• _Task_
Skip the pictures. Copy all the rest of the records down exactly.

• _Provided material_
○ ○ ○ ○
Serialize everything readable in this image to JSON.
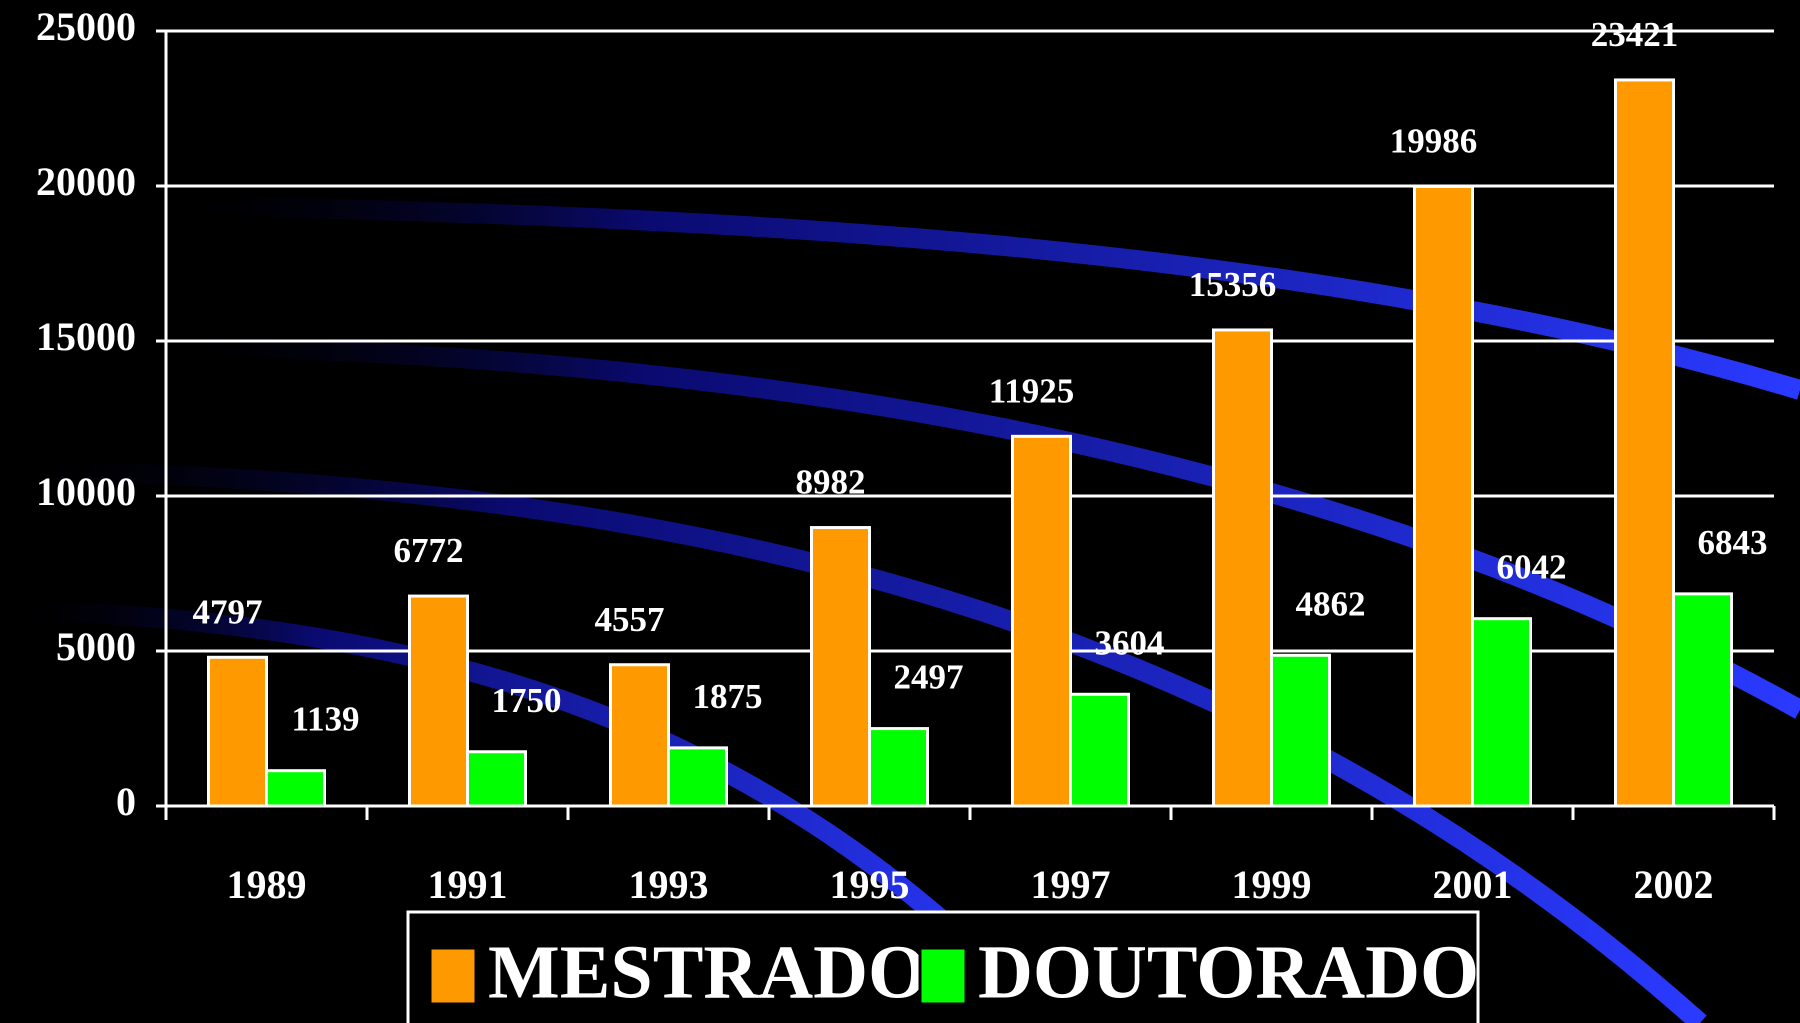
{
  "chart_data": {
    "type": "bar",
    "categories": [
      "1989",
      "1991",
      "1993",
      "1995",
      "1997",
      "1999",
      "2001",
      "2002"
    ],
    "series": [
      {
        "name": "MESTRADO",
        "color": "#ff9900",
        "values": [
          4797,
          6772,
          4557,
          8982,
          11925,
          15356,
          19986,
          23421
        ]
      },
      {
        "name": "DOUTORADO",
        "color": "#00ff00",
        "values": [
          1139,
          1750,
          1875,
          2497,
          3604,
          4862,
          6042,
          6843
        ]
      }
    ],
    "ylim": [
      0,
      25000
    ],
    "yticks": [
      0,
      5000,
      10000,
      15000,
      20000,
      25000
    ],
    "grid": true
  }
}
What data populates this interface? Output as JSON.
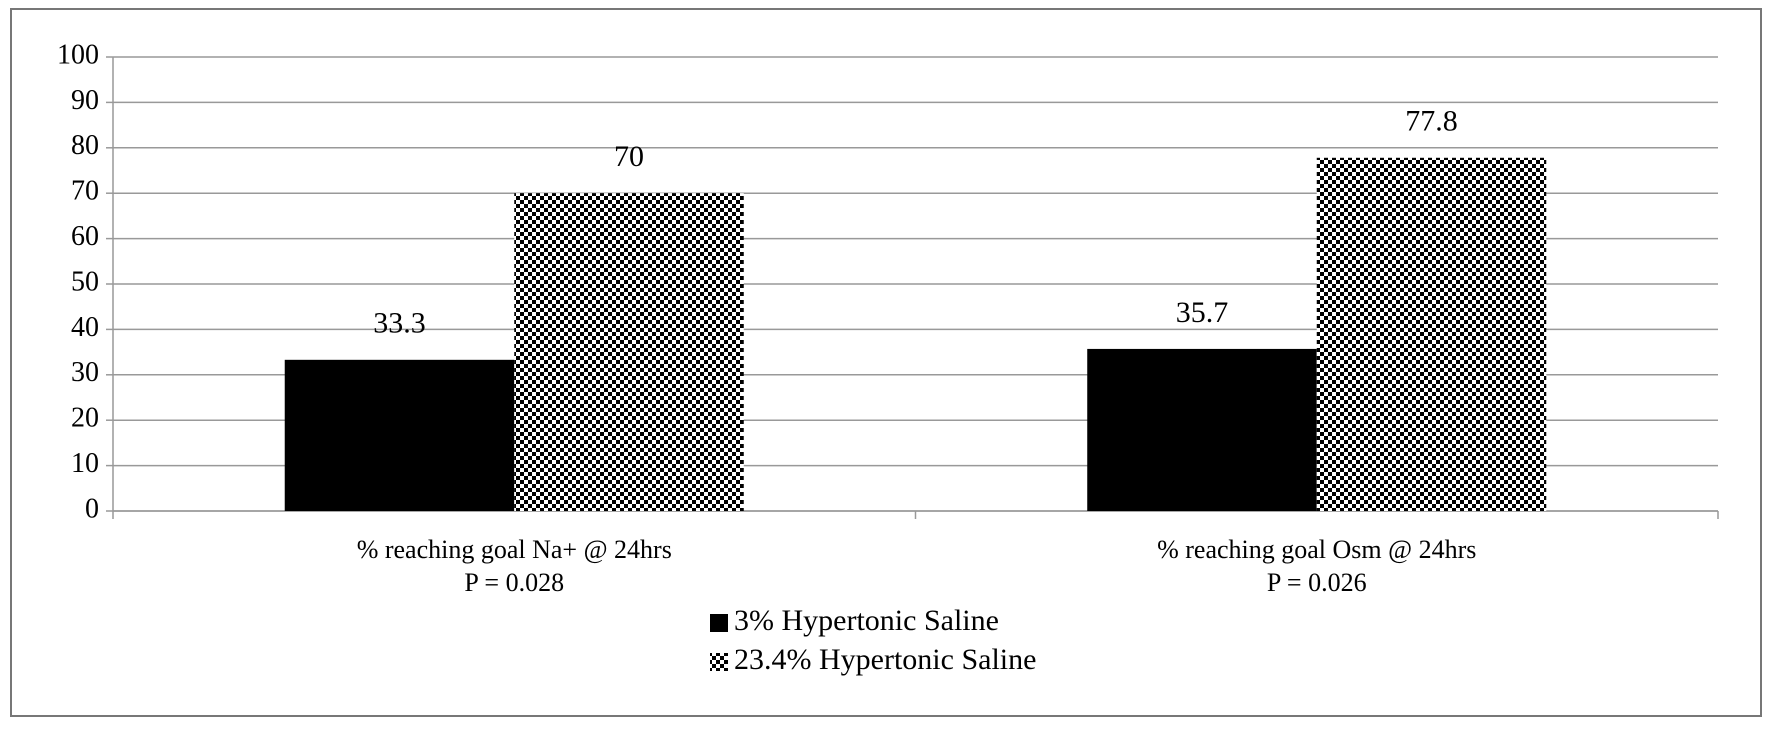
{
  "chart_data": {
    "type": "bar",
    "categories": [
      [
        "% reaching goal Na+ @ 24hrs",
        "P = 0.028"
      ],
      [
        "% reaching goal Osm @ 24hrs",
        "P = 0.026"
      ]
    ],
    "series": [
      {
        "name": "3% Hypertonic Saline",
        "color": "#000000",
        "values": [
          33.3,
          35.7
        ]
      },
      {
        "name": "23.4% Hypertonic Saline",
        "color": "#000000",
        "pattern": "checker",
        "values": [
          70,
          77.8
        ]
      }
    ],
    "ylim": [
      0,
      100
    ],
    "yticks": [
      0,
      10,
      20,
      30,
      40,
      50,
      60,
      70,
      80,
      90,
      100
    ],
    "grid": true,
    "legend": "bottom"
  }
}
○ ○ ○ ○
• _In response_
Serialize everything readable in this image to JSON.
{
  "chart_data": {
    "type": "bar",
    "categories": [
      "1989",
      "1991",
      "1993",
      "1995",
      "1997",
      "1999",
      "2001",
      "2002"
    ],
    "series": [
      {
        "name": "MESTRADO",
        "color": "#ff9900",
        "values": [
          4797,
          6772,
          4557,
          8982,
          11925,
          15356,
          19986,
          23421
        ]
      },
      {
        "name": "DOUTORADO",
        "color": "#00ff00",
        "values": [
          1139,
          1750,
          1875,
          2497,
          3604,
          4862,
          6042,
          6843
        ]
      }
    ],
    "ylim": [
      0,
      25000
    ],
    "yticks": [
      0,
      5000,
      10000,
      15000,
      20000,
      25000
    ],
    "grid": true
  }
}
What data populates this interface? Output as JSON.
{
  "chart_data": {
    "type": "bar",
    "categories": [
      [
        "% reaching goal Na+ @ 24hrs",
        "P = 0.028"
      ],
      [
        "% reaching goal Osm @ 24hrs",
        "P = 0.026"
      ]
    ],
    "series": [
      {
        "name": "3% Hypertonic Saline",
        "color": "#000000",
        "values": [
          33.3,
          35.7
        ]
      },
      {
        "name": "23.4% Hypertonic Saline",
        "color": "#000000",
        "pattern": "checker",
        "values": [
          70,
          77.8
        ]
      }
    ],
    "ylim": [
      0,
      100
    ],
    "yticks": [
      0,
      10,
      20,
      30,
      40,
      50,
      60,
      70,
      80,
      90,
      100
    ],
    "grid": true,
    "legend": "bottom"
  }
}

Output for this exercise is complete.